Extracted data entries

-*-

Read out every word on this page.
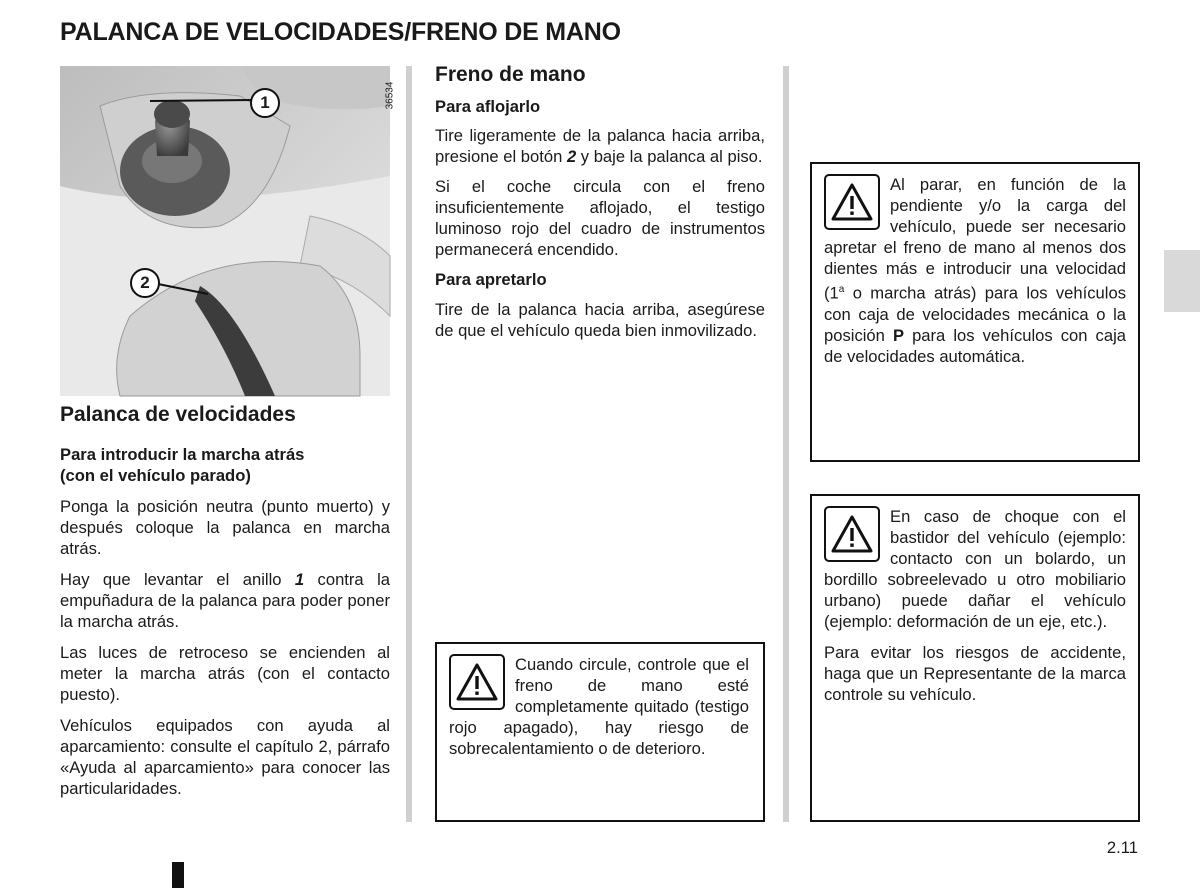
PALANCA DE VELOCIDADES/FRENO DE MANO
1
2
36534
Palanca de velocidades
Para introducir la marcha atrás
(con el vehículo parado)

Ponga la posición neutra (punto muerto) y después coloque la palanca en marcha atrás.

Hay que levantar el anillo 1 contra la empuñadura de la palanca para poder poner la marcha atrás.

Las luces de retroceso se encienden al meter la marcha atrás (con el contacto puesto).

Vehículos equipados con ayuda al aparcamiento: consulte el capítulo 2, párrafo «Ayuda al aparcamiento» para conocer las particularidades.

Freno de mano
Para aflojarlo

Tire ligeramente de la palanca hacia arriba, presione el botón 2 y baje la palanca al piso.

Si el coche circula con el freno insuficientemente aflojado, el testigo luminoso rojo del cuadro de instrumentos permanecerá encendido.

Para apretarlo

Tire de la palanca hacia arriba, asegúrese de que el vehículo queda bien inmovilizado.

Cuando circule, controle que el freno de mano esté completamente quitado (testigo rojo apagado), hay riesgo de sobrecalentamiento o de deterioro.

Al parar, en función de la pendiente y/o la carga del vehículo, puede ser necesario apretar el freno de mano al menos dos dientes más e introducir una velocidad (1$^a$ o marcha atrás) para los vehículos con caja de velocidades mecánica o la posición P para los vehículos con caja de velocidades automática.

En caso de choque con el bastidor del vehículo (ejemplo: contacto con un bolardo, un bordillo sobreelevado u otro mobiliario urbano) puede dañar el vehículo (ejemplo: deformación de un eje, etc.).

Para evitar los riesgos de accidente, haga que un Representante de la marca controle su vehículo.

2.11
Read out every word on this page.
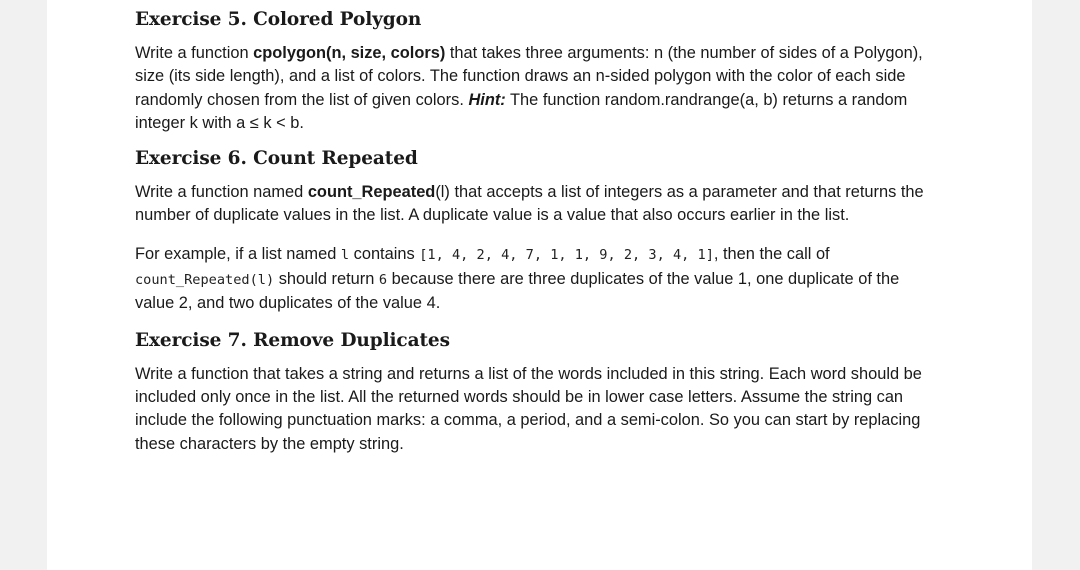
Exercise 5. Colored Polygon

Write a function cpolygon(n, size, colors) that takes three arguments: n (the number of sides of a Polygon), size (its side length), and a list of colors. The function draws an n-sided polygon with the color of each side randomly chosen from the list of given colors. Hint: The function random.randrange(a, b) returns a random integer k with a ≤ k < b.

Exercise 6. Count Repeated

Write a function named count_Repeated(l) that accepts a list of integers as a parameter and that returns the number of duplicate values in the list. A duplicate value is a value that also occurs earlier in the list.

For example, if a list named l contains [1, 4, 2, 4, 7, 1, 1, 9, 2, 3, 4, 1], then the call of count_Repeated(l) should return 6 because there are three duplicates of the value 1, one duplicate of the value 2, and two duplicates of the value 4.

Exercise 7. Remove Duplicates

Write a function that takes a string and returns a list of the words included in this string. Each word should be included only once in the list. All the returned words should be in lower case letters. Assume the string can include the following punctuation marks: a comma, a period, and a semi-colon. So you can start by replacing these characters by the empty string.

-*-

• STATED PROBLEM: Reproduce each entry verbatim, excluding any embedded images.

• WORKED ANSWER:
Read out every word on this page.
PALANCA DE VELOCIDADES/FRENO DE MANO
1
2
36534
Palanca de velocidades
Para introducir la marcha atrás
(con el vehículo parado)

Ponga la posición neutra (punto muerto) y después coloque la palanca en marcha atrás.

Hay que levantar el anillo 1 contra la empuñadura de la palanca para poder poner la marcha atrás.

Las luces de retroceso se encienden al meter la marcha atrás (con el contacto puesto).

Vehículos equipados con ayuda al aparcamiento: consulte el capítulo 2, párrafo «Ayuda al aparcamiento» para conocer las particularidades.

Freno de mano
Para aflojarlo

Tire ligeramente de la palanca hacia arriba, presione el botón 2 y baje la palanca al piso.

Si el coche circula con el freno insuficientemente aflojado, el testigo luminoso rojo del cuadro de instrumentos permanecerá encendido.

Para apretarlo

Tire de la palanca hacia arriba, asegúrese de que el vehículo queda bien inmovilizado.

Cuando circule, controle que el freno de mano esté completamente quitado (testigo rojo apagado), hay riesgo de sobrecalentamiento o de deterioro.

Al parar, en función de la pendiente y/o la carga del vehículo, puede ser necesario apretar el freno de mano al menos dos dientes más e introducir una velocidad (1$^a$ o marcha atrás) para los vehículos con caja de velocidades mecánica o la posición P para los vehículos con caja de velocidades automática.

En caso de choque con el bastidor del vehículo (ejemplo: contacto con un bolardo, un bordillo sobreelevado u otro mobiliario urbano) puede dañar el vehículo (ejemplo: deformación de un eje, etc.).

Para evitar los riesgos de accidente, haga que un Representante de la marca controle su vehículo.

2.11
Read out every word on this page.
Exercise 5. Colored Polygon

Write a function cpolygon(n, size, colors) that takes three arguments: n (the number of sides of a Polygon), size (its side length), and a list of colors. The function draws an n-sided polygon with the color of each side randomly chosen from the list of given colors. Hint: The function random.randrange(a, b) returns a random integer k with a ≤ k < b.

Exercise 6. Count Repeated

Write a function named count_Repeated(l) that accepts a list of integers as a parameter and that returns the number of duplicate values in the list. A duplicate value is a value that also occurs earlier in the list.

For example, if a list named l contains [1, 4, 2, 4, 7, 1, 1, 9, 2, 3, 4, 1], then the call of count_Repeated(l) should return 6 because there are three duplicates of the value 1, one duplicate of the value 2, and two duplicates of the value 4.

Exercise 7. Remove Duplicates

Write a function that takes a string and returns a list of the words included in this string. Each word should be included only once in the list. All the returned words should be in lower case letters. Assume the string can include the following punctuation marks: a comma, a period, and a semi-colon. So you can start by replacing these characters by the empty string.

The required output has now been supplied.